Exercise aim
Return the entries below word for word, leaving out the pictures.

———

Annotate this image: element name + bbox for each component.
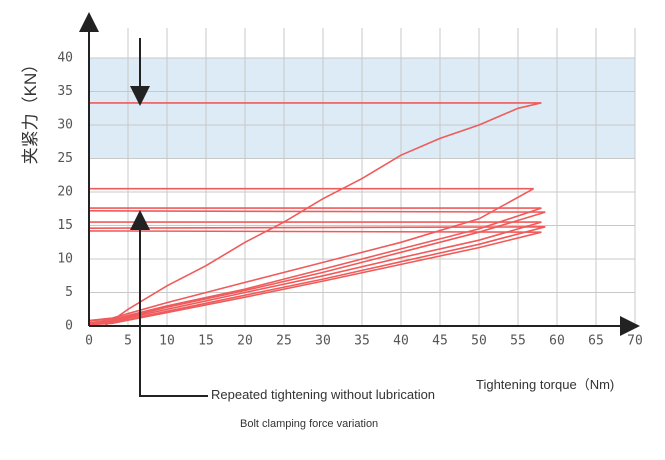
series-line: [88, 207, 542, 322]
x-tick-label: 70: [627, 334, 643, 349]
x-tick-label: 0: [85, 334, 93, 349]
y-tick-label: 0: [65, 319, 73, 334]
x-tick-label: 55: [510, 334, 526, 349]
y-axis-label: 夹紧力（KN）: [21, 56, 40, 165]
x-tick-label: 40: [393, 334, 409, 349]
y-tick-label: 10: [57, 252, 73, 267]
y-tick-label: 40: [57, 51, 73, 66]
x-tick-label: 45: [432, 334, 448, 349]
y-tick-label: 25: [57, 151, 73, 166]
x-axis-label: Tightening torque（Nm): [476, 377, 614, 392]
arrow-up: [130, 210, 208, 397]
x-tick-label: 30: [315, 334, 331, 349]
series-line: [88, 187, 534, 322]
x-tick-label: 25: [276, 334, 292, 349]
x-tick-label: 5: [124, 334, 132, 349]
annotation: Bolt clamping force variation: [240, 418, 378, 430]
x-tick-label: 10: [159, 334, 175, 349]
x-tick-label: 20: [237, 334, 253, 349]
annotation: Repeated tightening without lubrication: [211, 387, 435, 402]
series-line: [88, 230, 542, 326]
y-tick-label: 5: [65, 285, 73, 300]
y-tick-label: 35: [57, 84, 73, 99]
x-tick-label: 60: [549, 334, 565, 349]
y-tick-label: 15: [57, 218, 73, 233]
y-tick-label: 20: [57, 185, 73, 200]
y-tick-label: 30: [57, 118, 73, 133]
series-line: [88, 210, 546, 324]
series-line: [88, 221, 542, 324]
x-tick-label: 35: [354, 334, 370, 349]
x-tick-label: 50: [471, 334, 487, 349]
x-tick-label: 15: [198, 334, 214, 349]
x-tick-label: 65: [588, 334, 604, 349]
plot-area: 0 5 10 15 20 25 30 35 40 0 5 10 15 20 25 30 35 40 45 50 55 60…: [57, 28, 643, 349]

———

Solution to this task
Annotate this image: element name + bbox for each component.
series-line: [88, 207, 542, 322]
x-tick-label: 70: [627, 334, 643, 349]
x-tick-label: 0: [85, 334, 93, 349]
y-tick-label: 0: [65, 319, 73, 334]
x-tick-label: 55: [510, 334, 526, 349]
y-axis-label: 夹紧力（KN）: [21, 56, 40, 165]
x-tick-label: 40: [393, 334, 409, 349]
y-tick-label: 10: [57, 252, 73, 267]
y-tick-label: 40: [57, 51, 73, 66]
x-tick-label: 45: [432, 334, 448, 349]
y-tick-label: 25: [57, 151, 73, 166]
x-axis-label: Tightening torque（Nm): [476, 377, 614, 392]
arrow-up: [130, 210, 208, 397]
x-tick-label: 30: [315, 334, 331, 349]
series-line: [88, 187, 534, 322]
x-tick-label: 25: [276, 334, 292, 349]
x-tick-label: 5: [124, 334, 132, 349]
annotation: Bolt clamping force variation: [240, 418, 378, 430]
x-tick-label: 10: [159, 334, 175, 349]
x-tick-label: 20: [237, 334, 253, 349]
annotation: Repeated tightening without lubrication: [211, 387, 435, 402]
series-line: [88, 230, 542, 326]
y-tick-label: 5: [65, 285, 73, 300]
y-tick-label: 35: [57, 84, 73, 99]
x-tick-label: 60: [549, 334, 565, 349]
y-tick-label: 15: [57, 218, 73, 233]
y-tick-label: 20: [57, 185, 73, 200]
y-tick-label: 30: [57, 118, 73, 133]
series-line: [88, 210, 546, 324]
series-line: [88, 221, 542, 324]
x-tick-label: 35: [354, 334, 370, 349]
x-tick-label: 50: [471, 334, 487, 349]
x-tick-label: 15: [198, 334, 214, 349]
x-tick-label: 65: [588, 334, 604, 349]
plot-area: 0 5 10 15 20 25 30 35 40 0 5 10 15 20 25 30 35 40 45 50 55 60…: [57, 28, 643, 349]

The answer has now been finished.